Requirements:
(1) From the Flores stork text, list every stork identified by a scientific name, with its common name wherever the text gives one.
(2) Using the Flores stork text, answer each question on its own line:
(a) How much did the extinct stork weigh?
(b) What name is given to the dwarf hominin species on Flores, nicknamed the "hobbits"?
(c) Where does the marabou stork live?

Provided text:
## start

Scientists have discovered an extinct massive stork, standing nearly 6 feet tall (1.8 meter) and weighing 35 pounds (15 kilograms), which would have shared the island of Flores with the ‘hobbits’—dwarf hominin species known as Homo floresiensis—reports the BBC. According to the researchers the meat-eating stork was big enough to prey on young Homo floresiensis, and stood about 2 and a half feet (0.8 meters) above adult hobbits.
Named Leptoptilos robustus the stork was related to contemporary large tropical storks in the Lepotoptilos genus, such as Africa’s marabou stork (Leptoptilos crumeniferus), and Asia’s greater adjutant (Leptoptilos dubius) and lesser adjutant (Leptoptilos javanicus). Only the Leptoptilos robustus was bigger than any of these.

## end

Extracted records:
## start

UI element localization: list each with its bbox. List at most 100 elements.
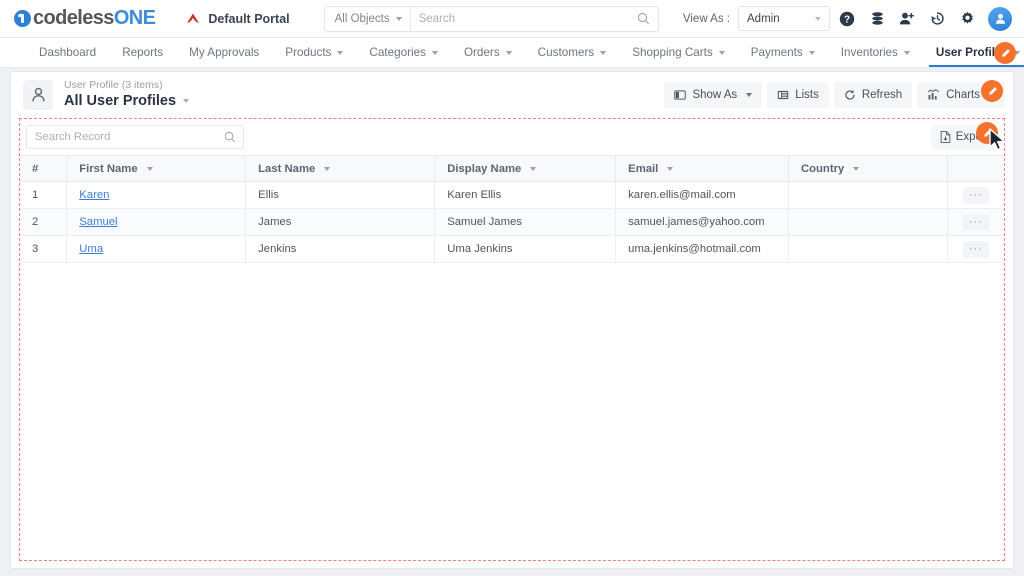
nav-item-reports[interactable]: Reports	[109, 38, 176, 67]
sort-caret-icon[interactable]	[146, 166, 153, 171]
chevron-down-icon	[183, 99, 190, 103]
nav-item-products[interactable]: Products	[272, 38, 356, 67]
chevron-down-icon	[808, 50, 815, 55]
portal-selector[interactable]: Default Portal	[185, 11, 290, 26]
table-row[interactable]: 1 Karen Ellis Karen Ellis karen.ellis@mail.c…	[20, 181, 1004, 209]
column-header-index[interactable]: #	[20, 155, 68, 182]
cell-n: 3	[20, 235, 68, 263]
refresh-label: Refresh	[861, 88, 903, 101]
history-icon[interactable]	[924, 6, 950, 32]
user-profiles-table: # First Name Last Name Display Name Email Cou…	[20, 155, 1004, 263]
pencil-icon	[1001, 48, 1010, 57]
chevron-down-icon	[431, 50, 438, 55]
refresh-icon	[845, 89, 855, 100]
record-link[interactable]: Samuel	[79, 216, 117, 228]
nav-item-inventories[interactable]: Inventories	[828, 38, 923, 67]
cell-display: Karen Ellis	[434, 181, 617, 209]
avatar[interactable]	[988, 6, 1012, 31]
row-actions-button[interactable]: ···	[962, 213, 989, 231]
column-header-label: Last Name	[258, 162, 316, 175]
table-row[interactable]: 2 Samuel James Samuel James samuel.james@yah…	[20, 208, 1004, 236]
nav-item-categories[interactable]: Categories	[356, 38, 451, 67]
portal-label: Default Portal	[208, 11, 290, 26]
sort-caret-icon[interactable]	[324, 166, 331, 171]
cell-actions[interactable]: ···	[947, 235, 1004, 263]
record-search[interactable]	[26, 125, 244, 149]
object-filter-label: All Objects	[334, 12, 390, 25]
user-profile-icon	[31, 87, 45, 102]
cell-n: 2	[20, 208, 68, 236]
cell-n: 1	[20, 181, 68, 209]
portal-triangle-icon	[187, 13, 200, 23]
nav-item-dashboard[interactable]: Dashboard	[26, 38, 109, 67]
nav-item-label: Orders	[463, 46, 500, 59]
nav-item-label: Inventories	[840, 46, 898, 59]
lists-button[interactable]: Lists	[767, 81, 829, 108]
lists-icon	[777, 90, 789, 99]
top-bar-right: View As : Admin ?	[683, 6, 1012, 32]
column-header-first-name[interactable]: First Name	[66, 155, 247, 182]
nav-item-shopping-carts[interactable]: Shopping Carts	[619, 38, 738, 67]
gear-icon[interactable]	[954, 6, 980, 32]
nav-item-customers[interactable]: Customers	[525, 38, 620, 67]
cell-country	[788, 208, 948, 236]
circle-one-icon	[14, 10, 31, 27]
editable-region: Export # First Name Last Name Display Name E…	[19, 118, 1005, 561]
record-link[interactable]: Karen	[79, 189, 109, 201]
chevron-down-icon	[815, 16, 821, 21]
refresh-button[interactable]: Refresh	[833, 81, 913, 108]
sort-caret-icon[interactable]	[853, 166, 860, 171]
global-search[interactable]: All Objects	[323, 5, 659, 32]
sort-caret-icon[interactable]	[667, 166, 674, 171]
search-record-input[interactable]	[27, 131, 224, 143]
column-header-country[interactable]: Country	[788, 155, 948, 182]
column-header-display-name[interactable]: Display Name	[434, 155, 617, 182]
show-as-label: Show As	[692, 88, 738, 101]
row-actions-button[interactable]: ···	[962, 240, 989, 258]
table-row[interactable]: 3 Uma Jenkins Uma Jenkins uma.jenkins@hotmai…	[20, 235, 1004, 263]
row-actions-button[interactable]: ···	[962, 186, 989, 204]
app-logo[interactable]: codeless ONE	[14, 7, 156, 30]
nav-item-label: Products	[285, 46, 332, 59]
search-icon[interactable]	[224, 131, 236, 143]
top-bar: codeless ONE Default Portal All Objects …	[0, 0, 1024, 38]
view-as-dropdown[interactable]: Admin	[738, 6, 830, 31]
column-header-actions[interactable]	[947, 155, 1004, 182]
export-file-icon	[940, 131, 951, 143]
nav-item-orders[interactable]: Orders	[451, 38, 525, 67]
object-avatar	[23, 79, 53, 110]
column-header-last-name[interactable]: Last Name	[245, 155, 436, 182]
search-icon[interactable]	[637, 12, 650, 25]
column-header-label: Display Name	[447, 162, 522, 175]
avatar-icon	[995, 13, 1005, 24]
table-header: # First Name Last Name Display Name Email Cou…	[20, 155, 1004, 182]
database-icon[interactable]	[864, 6, 890, 32]
charts-label: Charts	[946, 88, 980, 101]
show-as-icon	[674, 89, 687, 100]
table-header-row: # First Name Last Name Display Name Email Cou…	[20, 155, 1004, 182]
object-filter-dropdown[interactable]: All Objects	[325, 6, 411, 31]
view-as-label: View As :	[682, 12, 730, 25]
sort-caret-icon[interactable]	[530, 166, 537, 171]
nav-item-my-approvals[interactable]: My Approvals	[176, 38, 272, 67]
nav-edit-fab-button[interactable]	[994, 42, 1016, 64]
list-view-card: User Profile (3 items) All User Profiles…	[10, 71, 1014, 569]
show-as-button[interactable]: Show As	[664, 81, 763, 108]
cell-first: Samuel	[66, 208, 247, 236]
record-link[interactable]: Uma	[79, 243, 103, 255]
logo-text-light: ONE	[113, 7, 156, 29]
help-icon[interactable]: ?	[834, 6, 860, 32]
cell-email: uma.jenkins@hotmail.com	[615, 235, 789, 263]
cell-country	[788, 181, 948, 209]
list-view-selector[interactable]: All User Profiles	[64, 92, 190, 110]
cell-actions[interactable]: ···	[947, 181, 1004, 209]
pencil-icon	[988, 86, 997, 95]
add-user-icon[interactable]	[894, 6, 920, 32]
cell-actions[interactable]: ···	[947, 208, 1004, 236]
search-input[interactable]	[410, 12, 637, 25]
column-header-email[interactable]: Email	[615, 155, 789, 182]
nav-item-label: Customers	[537, 46, 595, 59]
card-edit-fab-button[interactable]	[981, 80, 1003, 102]
cell-email: samuel.james@yahoo.com	[615, 208, 789, 236]
nav-item-payments[interactable]: Payments	[738, 38, 828, 67]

## end

Expected answers:
(1)
- Leptoptilos robustus
- marabou stork (Leptoptilos crumeniferus)
- greater adjutant (Leptoptilos dubius)
- lesser adjutant (Leptoptilos javanicus)

(2)
(a) 35 pounds (15 kilograms)
(b) Homo floresiensis
(c) Africa